The exercise: Copy every line that mentions the word "바랍니다".

Information provided:
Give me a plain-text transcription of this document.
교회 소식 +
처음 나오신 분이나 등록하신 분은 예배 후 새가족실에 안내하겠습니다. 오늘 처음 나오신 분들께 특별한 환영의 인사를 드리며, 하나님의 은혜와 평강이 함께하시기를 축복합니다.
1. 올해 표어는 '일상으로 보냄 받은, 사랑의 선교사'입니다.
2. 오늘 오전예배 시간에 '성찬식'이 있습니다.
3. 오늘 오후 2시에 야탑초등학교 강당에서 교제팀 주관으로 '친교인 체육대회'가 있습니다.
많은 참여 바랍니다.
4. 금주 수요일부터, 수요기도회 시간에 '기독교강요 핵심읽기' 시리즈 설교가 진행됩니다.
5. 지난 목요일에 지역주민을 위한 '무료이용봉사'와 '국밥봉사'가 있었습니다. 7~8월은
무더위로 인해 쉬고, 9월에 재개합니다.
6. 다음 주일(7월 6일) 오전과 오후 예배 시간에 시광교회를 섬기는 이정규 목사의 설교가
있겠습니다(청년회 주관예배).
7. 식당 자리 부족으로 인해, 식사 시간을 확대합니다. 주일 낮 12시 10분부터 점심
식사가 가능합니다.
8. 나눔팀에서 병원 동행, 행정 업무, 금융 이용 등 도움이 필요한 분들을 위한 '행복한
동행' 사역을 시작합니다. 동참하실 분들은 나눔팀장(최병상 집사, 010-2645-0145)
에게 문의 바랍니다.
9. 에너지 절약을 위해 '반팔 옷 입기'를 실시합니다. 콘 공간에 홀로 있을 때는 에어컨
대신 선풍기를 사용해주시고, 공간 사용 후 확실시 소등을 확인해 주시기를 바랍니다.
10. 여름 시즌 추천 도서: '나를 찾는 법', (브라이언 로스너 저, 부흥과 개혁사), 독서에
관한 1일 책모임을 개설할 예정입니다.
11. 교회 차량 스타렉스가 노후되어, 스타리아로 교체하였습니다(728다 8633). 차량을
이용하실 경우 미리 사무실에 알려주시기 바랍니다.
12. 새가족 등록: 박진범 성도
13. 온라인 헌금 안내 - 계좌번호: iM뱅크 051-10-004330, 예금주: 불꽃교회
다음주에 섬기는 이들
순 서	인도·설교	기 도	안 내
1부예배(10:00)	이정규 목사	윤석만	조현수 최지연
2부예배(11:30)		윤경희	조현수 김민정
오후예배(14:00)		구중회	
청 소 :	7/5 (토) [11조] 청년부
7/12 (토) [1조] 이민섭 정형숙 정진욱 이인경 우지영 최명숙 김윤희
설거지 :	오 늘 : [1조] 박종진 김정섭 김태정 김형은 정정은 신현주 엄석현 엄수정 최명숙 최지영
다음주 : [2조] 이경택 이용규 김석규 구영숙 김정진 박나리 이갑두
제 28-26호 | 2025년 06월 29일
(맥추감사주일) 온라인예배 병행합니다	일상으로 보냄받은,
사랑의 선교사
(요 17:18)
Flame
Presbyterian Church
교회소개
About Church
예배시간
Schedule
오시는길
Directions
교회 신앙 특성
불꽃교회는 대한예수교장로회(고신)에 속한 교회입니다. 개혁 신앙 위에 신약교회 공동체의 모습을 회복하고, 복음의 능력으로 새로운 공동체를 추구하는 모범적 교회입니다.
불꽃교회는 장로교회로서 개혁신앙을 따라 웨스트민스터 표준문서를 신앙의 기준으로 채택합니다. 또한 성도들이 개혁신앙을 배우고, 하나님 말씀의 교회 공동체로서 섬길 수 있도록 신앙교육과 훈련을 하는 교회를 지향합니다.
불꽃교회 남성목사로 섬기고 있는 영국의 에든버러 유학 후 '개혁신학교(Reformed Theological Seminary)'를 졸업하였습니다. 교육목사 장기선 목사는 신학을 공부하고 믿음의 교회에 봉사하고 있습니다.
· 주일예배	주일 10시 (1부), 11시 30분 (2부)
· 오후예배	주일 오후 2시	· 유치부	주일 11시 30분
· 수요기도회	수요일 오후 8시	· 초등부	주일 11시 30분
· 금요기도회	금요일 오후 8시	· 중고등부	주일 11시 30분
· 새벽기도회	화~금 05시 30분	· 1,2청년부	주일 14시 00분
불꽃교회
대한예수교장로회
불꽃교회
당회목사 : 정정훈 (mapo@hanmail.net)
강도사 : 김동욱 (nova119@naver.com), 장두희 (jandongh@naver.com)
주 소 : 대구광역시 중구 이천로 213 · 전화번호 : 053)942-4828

The solution:
많은 참여 바랍니다.
에게 문의 바랍니다.
대신 선풍기를 사용해주시고, 공간 사용 후 확실시 소등을 확인해 주시기를 바랍니다.
이용하실 경우 미리 사무실에 알려주시기 바랍니다.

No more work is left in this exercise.